-- Task directions --
Using the records below, give the number of lines where the word "Stock" appears, with no further output.

-- Supplied records --

^^^^

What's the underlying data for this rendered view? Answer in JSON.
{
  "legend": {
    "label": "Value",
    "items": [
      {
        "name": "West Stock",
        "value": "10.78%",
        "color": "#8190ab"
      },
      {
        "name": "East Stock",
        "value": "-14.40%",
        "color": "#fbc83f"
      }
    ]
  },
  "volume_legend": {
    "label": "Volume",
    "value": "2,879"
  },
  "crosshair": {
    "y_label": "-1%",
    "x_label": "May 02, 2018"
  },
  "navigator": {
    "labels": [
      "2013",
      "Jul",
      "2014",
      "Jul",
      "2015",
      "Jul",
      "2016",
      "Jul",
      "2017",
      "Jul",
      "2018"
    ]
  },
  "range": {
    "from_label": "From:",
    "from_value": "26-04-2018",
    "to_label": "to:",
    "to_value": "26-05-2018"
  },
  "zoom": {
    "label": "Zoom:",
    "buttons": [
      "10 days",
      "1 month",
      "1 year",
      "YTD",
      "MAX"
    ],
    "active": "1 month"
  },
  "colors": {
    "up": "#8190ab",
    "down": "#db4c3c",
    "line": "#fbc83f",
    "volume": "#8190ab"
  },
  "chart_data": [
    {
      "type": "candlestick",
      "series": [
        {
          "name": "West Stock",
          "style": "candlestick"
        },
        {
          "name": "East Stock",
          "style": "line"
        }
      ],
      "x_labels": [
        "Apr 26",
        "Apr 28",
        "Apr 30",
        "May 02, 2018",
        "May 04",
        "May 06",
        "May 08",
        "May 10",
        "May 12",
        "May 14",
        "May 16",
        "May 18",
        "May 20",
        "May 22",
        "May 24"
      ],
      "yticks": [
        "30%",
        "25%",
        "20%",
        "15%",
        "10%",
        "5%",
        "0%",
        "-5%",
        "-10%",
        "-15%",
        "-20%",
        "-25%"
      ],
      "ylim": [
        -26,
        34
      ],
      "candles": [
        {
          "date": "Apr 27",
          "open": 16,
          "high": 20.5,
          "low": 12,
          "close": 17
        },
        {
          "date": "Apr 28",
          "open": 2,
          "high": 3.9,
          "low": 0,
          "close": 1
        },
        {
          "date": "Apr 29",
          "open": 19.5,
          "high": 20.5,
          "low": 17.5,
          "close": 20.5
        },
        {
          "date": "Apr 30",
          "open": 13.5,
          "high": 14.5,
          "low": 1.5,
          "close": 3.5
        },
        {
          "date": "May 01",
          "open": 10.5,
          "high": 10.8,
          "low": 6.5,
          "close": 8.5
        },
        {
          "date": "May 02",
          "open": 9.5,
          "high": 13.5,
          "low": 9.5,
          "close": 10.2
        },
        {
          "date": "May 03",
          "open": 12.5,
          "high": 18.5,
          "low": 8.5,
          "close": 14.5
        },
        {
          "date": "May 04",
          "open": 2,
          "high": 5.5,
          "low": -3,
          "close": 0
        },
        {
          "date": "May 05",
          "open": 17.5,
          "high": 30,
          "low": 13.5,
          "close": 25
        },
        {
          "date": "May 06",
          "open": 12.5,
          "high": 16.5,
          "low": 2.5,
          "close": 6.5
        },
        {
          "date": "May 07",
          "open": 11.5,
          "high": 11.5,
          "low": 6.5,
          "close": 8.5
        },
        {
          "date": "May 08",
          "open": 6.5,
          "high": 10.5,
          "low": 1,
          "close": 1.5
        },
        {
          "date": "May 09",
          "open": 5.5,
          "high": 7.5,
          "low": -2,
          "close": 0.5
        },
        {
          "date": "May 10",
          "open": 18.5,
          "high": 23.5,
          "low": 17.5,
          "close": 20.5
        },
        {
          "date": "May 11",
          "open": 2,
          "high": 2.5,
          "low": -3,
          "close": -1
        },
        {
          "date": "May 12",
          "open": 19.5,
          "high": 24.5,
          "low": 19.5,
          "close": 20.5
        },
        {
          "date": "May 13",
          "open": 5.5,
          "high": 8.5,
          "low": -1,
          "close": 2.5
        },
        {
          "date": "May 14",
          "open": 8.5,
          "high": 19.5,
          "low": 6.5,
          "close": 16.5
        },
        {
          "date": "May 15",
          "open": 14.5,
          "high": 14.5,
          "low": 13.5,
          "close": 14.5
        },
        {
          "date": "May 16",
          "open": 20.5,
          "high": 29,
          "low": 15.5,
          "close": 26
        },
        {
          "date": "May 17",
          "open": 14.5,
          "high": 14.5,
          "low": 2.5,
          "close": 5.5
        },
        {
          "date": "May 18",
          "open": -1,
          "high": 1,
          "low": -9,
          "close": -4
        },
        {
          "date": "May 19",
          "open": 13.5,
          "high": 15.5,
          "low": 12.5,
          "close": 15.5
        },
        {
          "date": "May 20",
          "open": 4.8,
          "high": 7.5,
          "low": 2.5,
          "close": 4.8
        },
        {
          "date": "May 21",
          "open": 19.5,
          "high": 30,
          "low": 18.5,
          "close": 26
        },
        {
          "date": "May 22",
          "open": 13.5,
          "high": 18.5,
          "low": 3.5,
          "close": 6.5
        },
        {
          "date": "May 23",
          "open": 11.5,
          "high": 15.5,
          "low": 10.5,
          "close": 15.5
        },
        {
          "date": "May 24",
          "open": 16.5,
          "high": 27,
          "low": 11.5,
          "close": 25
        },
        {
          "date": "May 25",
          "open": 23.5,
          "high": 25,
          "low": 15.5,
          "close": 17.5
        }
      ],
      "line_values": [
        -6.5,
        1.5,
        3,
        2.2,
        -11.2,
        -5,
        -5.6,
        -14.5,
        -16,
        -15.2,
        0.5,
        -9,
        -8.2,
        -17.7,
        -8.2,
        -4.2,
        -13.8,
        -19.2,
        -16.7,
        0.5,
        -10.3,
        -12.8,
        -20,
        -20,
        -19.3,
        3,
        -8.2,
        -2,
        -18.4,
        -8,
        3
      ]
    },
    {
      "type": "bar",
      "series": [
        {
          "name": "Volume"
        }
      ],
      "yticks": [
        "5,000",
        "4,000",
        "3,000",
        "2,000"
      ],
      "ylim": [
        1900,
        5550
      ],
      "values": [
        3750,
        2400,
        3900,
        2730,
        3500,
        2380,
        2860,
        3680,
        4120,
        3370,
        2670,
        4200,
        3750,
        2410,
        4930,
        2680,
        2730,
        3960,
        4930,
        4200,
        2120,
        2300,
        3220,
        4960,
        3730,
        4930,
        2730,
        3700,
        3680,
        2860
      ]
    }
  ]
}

^^^^

-- Output --
4